◆ **To be done**: Show only lines that include "sont".

(Data excerpts)
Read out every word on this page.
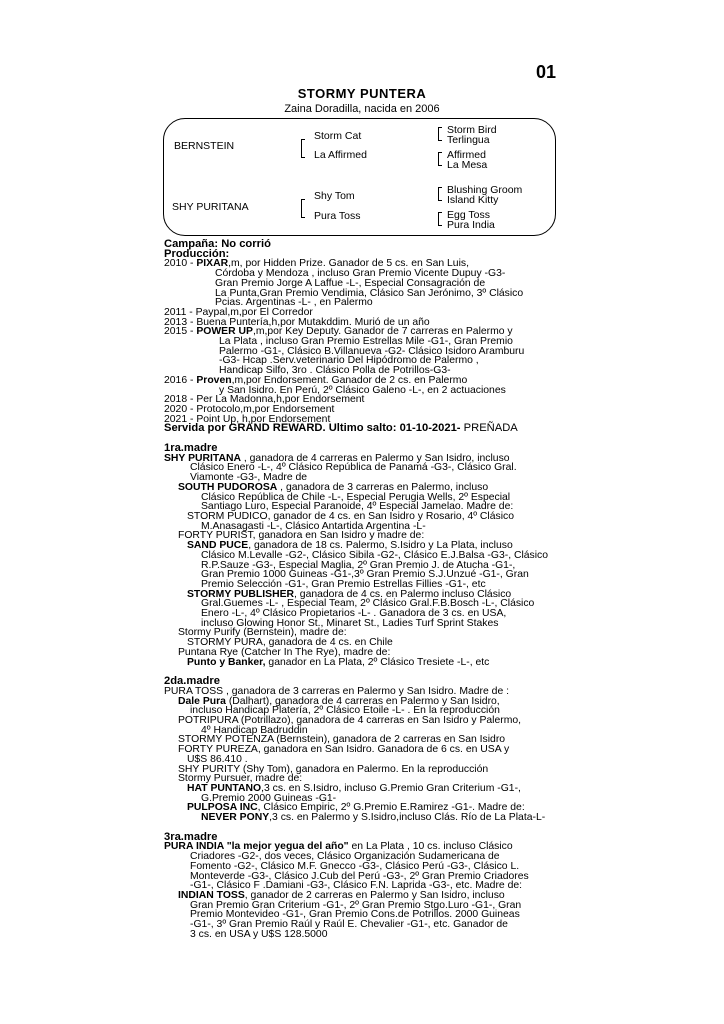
01
STORMY PUNTERA
Zaina Doradilla, nacida en 2006
BERNSTEIN
SHY PURITANA
Storm Cat
La Affirmed
Shy Tom
Pura Toss
Storm Bird
Terlingua
Affirmed
La Mesa
Blushing Groom
Island Kitty
Egg Toss
Pura India
Campaña: No corrió
Producción:
2010 - PIXAR,m, por Hidden Prize. Ganador de 5 cs. en San Luis,
Córdoba y Mendoza , incluso Gran Premio Vicente Dupuy -G3-
Gran Premio Jorge A Laffue -L-, Especial Consagración de
La Punta,Gran Premio Vendimia, Clásico San Jerónimo, 3º Clásico
Pcias. Argentinas -L- , en Palermo
2011 - Paypal,m,por El Corredor
2013 - Buena Puntería,h,por Mutakddim. Murió de un año
2015 - POWER UP,m,por Key Deputy. Ganador de 7 carreras en Palermo y
La Plata , incluso Gran Premio Estrellas Mile -G1-, Gran Premio
Palermo -G1-, Clásico B.Villanueva -G2- Clásico Isidoro Aramburu
-G3- Hcap .Serv.veterinario Del Hipódromo de Palermo ,
Handicap Silfo, 3ro . Clásico Polla de Potrillos-G3-
2016 - Proven,m,por Endorsement. Ganador de 2 cs. en Palermo
y San Isidro. En Perú, 2º Clásico Galeno -L-, en 2 actuaciones
2018 - Per La Madonna,h,por Endorsement
2020 - Protocolo,m,por Endorsement
2021 - Point Up, h,por Endorsement
Servida por GRAND REWARD. Ultimo salto: 01-10-2021- PREÑADA
1ra.madre
SHY PURITANA , ganadora de 4 carreras en Palermo y San Isidro, incluso
Clásico Enero -L-, 4º Clásico República de Panamá -G3-, Clásico Gral.
Viamonte -G3-, Madre de
SOUTH PUDOROSA , ganadora de 3 carreras en Palermo, incluso
Clásico República de Chile -L-, Especial Perugia Wells, 2º Especial
Santiago Luro, Especial Paranoide, 4º Especial Jamelao. Madre de:
STORM PUDICO, ganador de 4 cs. en San Isidro y Rosario, 4º Clásico
M.Anasagasti -L-, Clásico Antartida Argentina -L-
FORTY PURIST, ganadora en San Isidro y madre de:
SAND PUCE, ganadora de 18 cs. Palermo, S.Isidro y La Plata, incluso
Clásico M.Levalle -G2-, Clásico Sibila -G2-, Clásico E.J.Balsa -G3-, Clásico
R.P.Sauze -G3-, Especial Maglia, 2º Gran Premio J. de Atucha -G1-,
Gran Premio 1000 Guineas -G1-,3º Gran Premio S.J.Unzué -G1-, Gran
Premio Selección -G1-, Gran Premio Estrellas Fillies -G1-, etc
STORMY PUBLISHER, ganadora de 4 cs. en Palermo incluso Clásico
Gral.Guemes -L- , Especial Team, 2º Clásico Gral.F.B.Bosch -L-, Clásico
Enero -L-, 4º Clásico Propietarios -L- . Ganadora de 3 cs. en USA,
incluso Glowing Honor St., Minaret St., Ladies Turf Sprint Stakes
Stormy Purify (Bernstein), madre de:
STORMY PURA, ganadora de 4 cs. en Chile
Puntana Rye (Catcher In The Rye), madre de:
Punto y Banker, ganador en La Plata, 2º Clásico Tresiete -L-, etc
2da.madre
PURA TOSS , ganadora de 3 carreras en Palermo y San Isidro. Madre de :
Dale Pura (Dalhart), ganadora de 4 carreras en Palermo y San Isidro,
incluso Handicap Platería, 2º Clásico Etoile -L- . En la reproducción
POTRIPURA (Potrillazo), ganadora de 4 carreras en San Isidro y Palermo,
4º Handicap Badruddin
STORMY POTENZA (Bernstein), ganadora de 2 carreras en San Isidro
FORTY PUREZA, ganadora en San Isidro. Ganadora de 6 cs. en USA y
U$S 86.410 .
SHY PURITY (Shy Tom), ganadora en Palermo. En la reproducción
Stormy Pursuer, madre de:
HAT PUNTANO,3 cs. en S.Isidro, incluso G.Premio Gran Criterium -G1-,
G.Premio 2000 Guineas -G1-
PULPOSA INC, Clásico Empiric, 2º G.Premio E.Ramirez -G1-. Madre de:
NEVER PONY,3 cs. en Palermo y S.Isidro,incluso Clás. Río de La Plata-L-
3ra.madre
PURA INDIA "la mejor yegua del año" en La Plata , 10 cs. incluso Clásico
Criadores -G2-, dos veces, Clásico Organización Sudamericana de
Fomento -G2-, Clásico M.F. Gnecco -G3-, Clásico Perú -G3-, Clásico L.
Monteverde -G3-, Clásico J.Cub del Perú -G3-, 2º Gran Premio Criadores
-G1-, Clásico F .Damiani -G3-, Clásico F.N. Laprida -G3-, etc. Madre de:
INDIAN TOSS, ganador de 2 carreras en Palermo y San Isidro, incluso
Gran Premio Gran Criterium -G1-, 2º Gran Premio Stgo.Luro -G1-, Gran
Premio Montevideo -G1-, Gran Premio Cons.de Potrillos. 2000 Guineas
-G1-, 3º Gran Premio Raúl y Raúl E. Chevalier -G1-, etc. Ganador de
3 cs. en USA y U$S 128.5000
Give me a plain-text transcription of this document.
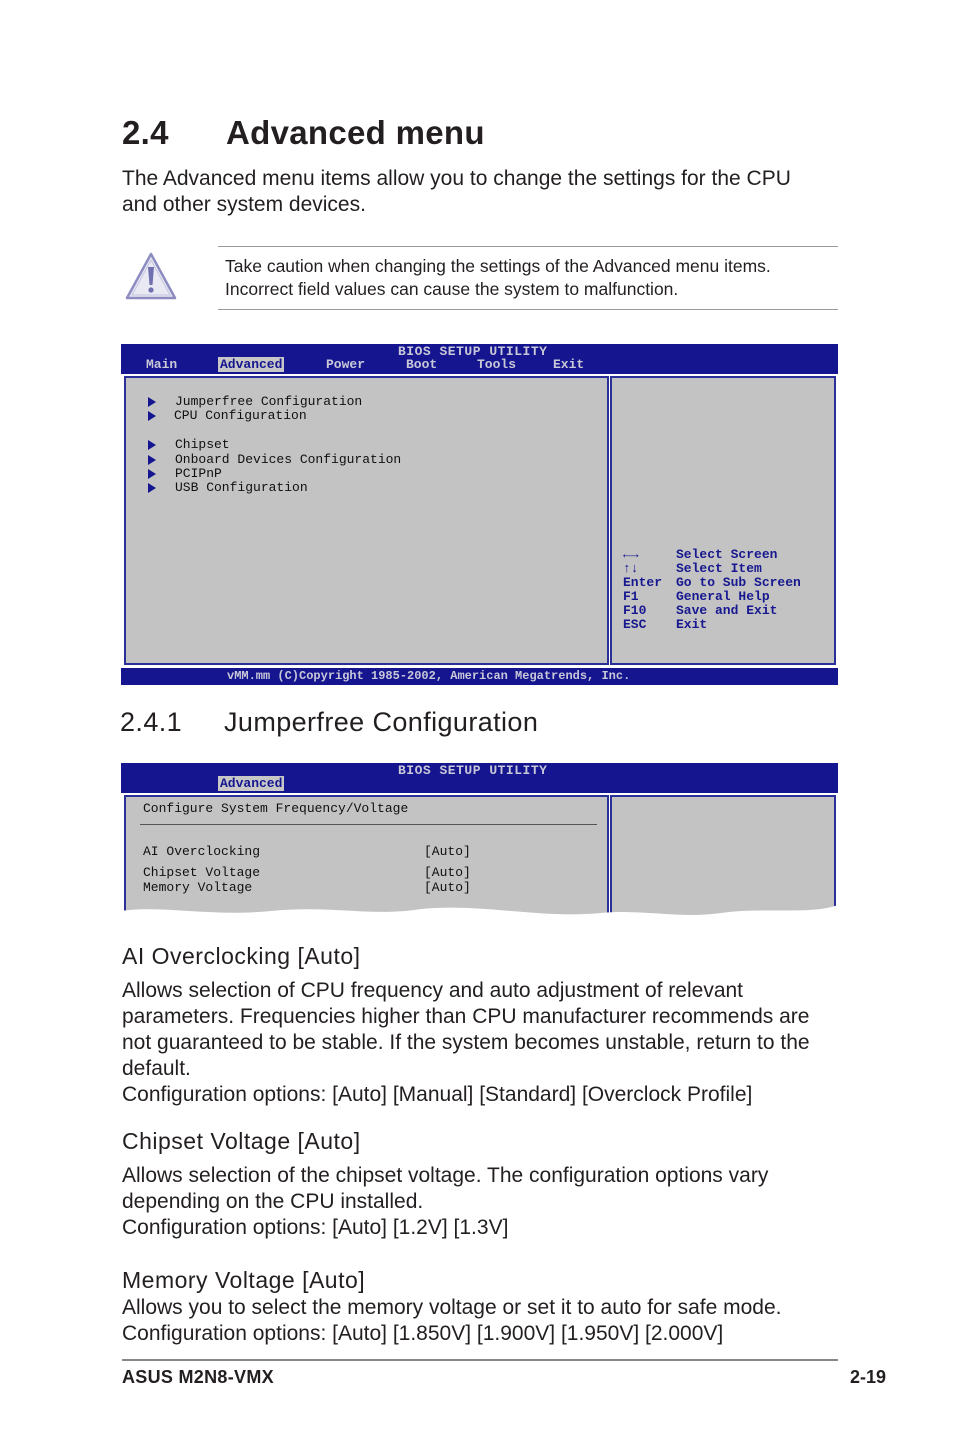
2.4 Advanced menu
The Advanced menu items allow you to change the settings for the CPU and other system devices.
Take caution when changing the settings of the Advanced menu items.
Incorrect field values can cause the system to malfunction.
BIOS SETUP UTILITY
Main	Advanced	Power	Boot	Tools	Exit
Jumperfree Configuration
CPU Configuration
Chipset
Onboard Devices Configuration
PCIPnP
USB Configuration
←→	Select Screen
↑↓	Select Item
Enter Go to Sub Screen
F1	General Help
F10 Save and Exit
ESC Exit
vMM.mm (C)Copyright 1985-2002, American Megatrends, Inc.
2.4.1 Jumperfree Configuration
BIOS SETUP UTILITY
Advanced
Configure System Frequency/Voltage
AI Overclocking	[Auto]
Chipset Voltage	[Auto]
Memory Voltage	[Auto]
AI Overclocking [Auto]
Allows selection of CPU frequency and auto adjustment of relevant
parameters. Frequencies higher than CPU manufacturer recommends are
not guaranteed to be stable. If the system becomes unstable, return to the
default.
Configuration options: [Auto] [Manual] [Standard] [Overclock Profile]
Chipset Voltage [Auto]
Allows selection of the chipset voltage. The configuration options vary
depending on the CPU installed.
Configuration options: [Auto] [1.2V] [1.3V]
Memory Voltage [Auto]
Allows you to select the memory voltage or set it to auto for safe mode.
Configuration options: [Auto] [1.850V] [1.900V] [1.950V] [2.000V]
ASUS M2N8-VMX	2-19
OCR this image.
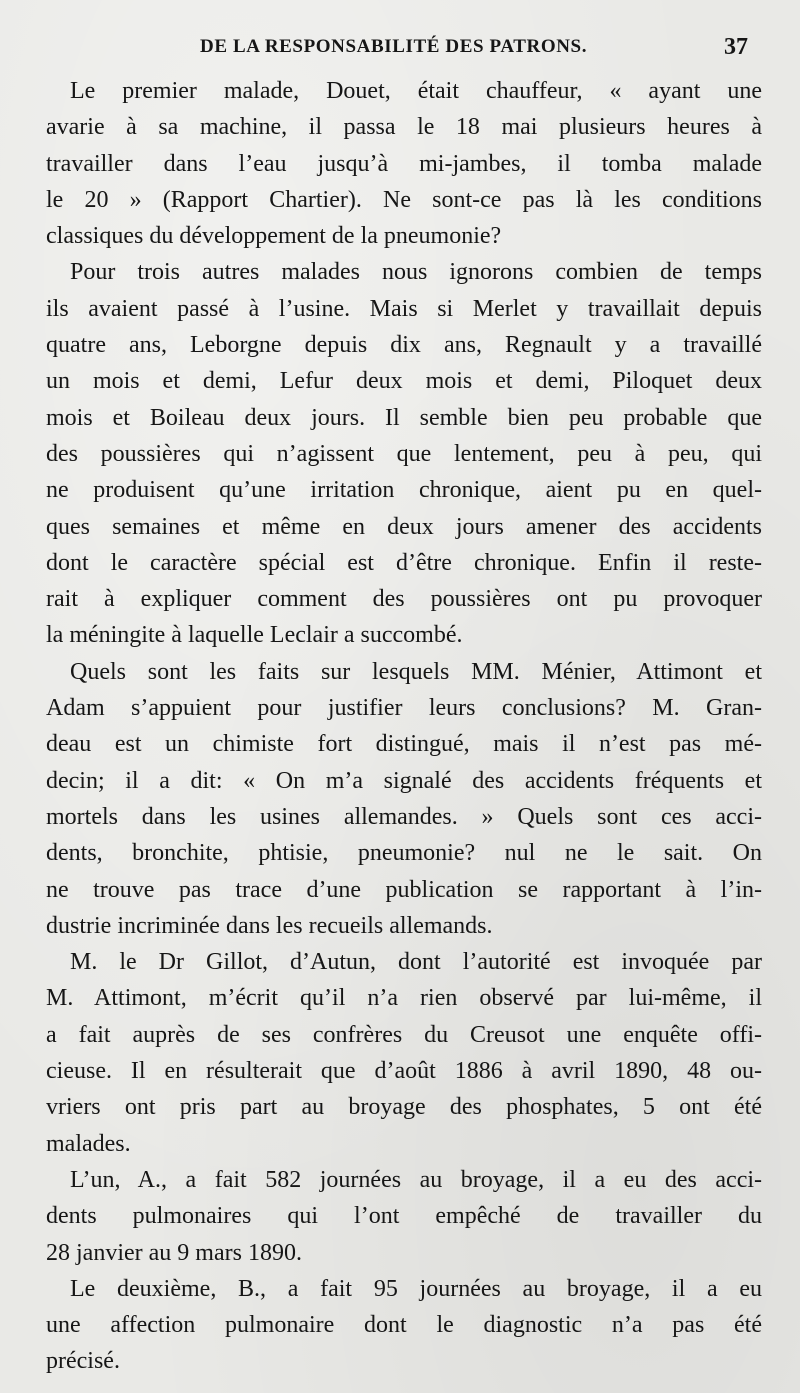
DE LA RESPONSABILITÉ DES PATRONS.	37
Le premier malade, Douet, était chauffeur, « ayant une
avarie à sa machine, il passa le 18 mai plusieurs heures à
travailler dans l’eau jusqu’à mi-jambes, il tomba malade
le 20 » (Rapport Chartier). Ne sont-ce pas là les conditions
classiques du développement de la pneumonie?
Pour trois autres malades nous ignorons combien de temps
ils avaient passé à l’usine. Mais si Merlet y travaillait depuis
quatre ans, Leborgne depuis dix ans, Regnault y a travaillé
un mois et demi, Lefur deux mois et demi, Piloquet deux
mois et Boileau deux jours. Il semble bien peu probable que
des poussières qui n’agissent que lentement, peu à peu, qui
ne produisent qu’une irritation chronique, aient pu en quel-
ques semaines et même en deux jours amener des accidents
dont le caractère spécial est d’être chronique. Enfin il reste-
rait à expliquer comment des poussières ont pu provoquer
la méningite à laquelle Leclair a succombé.
Quels sont les faits sur lesquels MM. Ménier, Attimont et
Adam s’appuient pour justifier leurs conclusions? M. Gran-
deau est un chimiste fort distingué, mais il n’est pas mé-
decin; il a dit: « On m’a signalé des accidents fréquents et
mortels dans les usines allemandes. » Quels sont ces acci-
dents, bronchite, phtisie, pneumonie? nul ne le sait. On
ne trouve pas trace d’une publication se rapportant à l’in-
dustrie incriminée dans les recueils allemands.
M. le Dr Gillot, d’Autun, dont l’autorité est invoquée par
M. Attimont, m’écrit qu’il n’a rien observé par lui-même, il
a fait auprès de ses confrères du Creusot une enquête offi-
cieuse. Il en résulterait que d’août 1886 à avril 1890, 48 ou-
vriers ont pris part au broyage des phosphates, 5 ont été
malades.
L’un, A., a fait 582 journées au broyage, il a eu des acci-
dents pulmonaires qui l’ont empêché de travailler du
28 janvier au 9 mars 1890.
Le deuxième, B., a fait 95 journées au broyage, il a eu
une affection pulmonaire dont le diagnostic n’a pas été
précisé.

◆ **Output below**:
le 20 » (Rapport Chartier). Ne sont-ce pas là les conditions
Quels sont les faits sur lesquels MM. Ménier, Attimont et
mortels dans les usines allemandes. » Quels sont ces acci-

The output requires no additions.